Could you transcribe every record below exactly as written, leaving out any pictures?

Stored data
________________

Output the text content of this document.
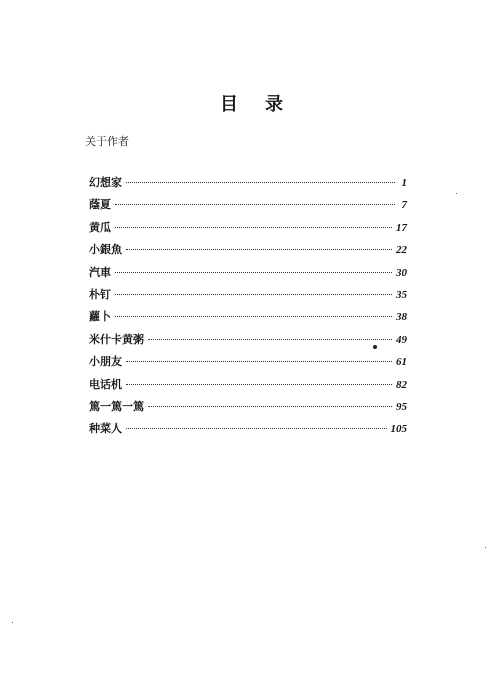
目 录
关于作者
幻想家	1
蔭夏	7
黄瓜	17
小銀魚	22
汽車	30
朴钉	35
蘿卜	38
米什卡黄粥	49
小朋友	61
电话机	82
篤一篤一篤	95
种菜人	105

________________

Complete response
Output the text content of this document.
目 录
关于作者
幻想家	1
蔭夏	7
黄瓜	17
小銀魚	22
汽車	30
朴钉	35
蘿卜	38
米什卡黄粥	49
小朋友	61
电话机	82
篤一篤一篤	95
种菜人	105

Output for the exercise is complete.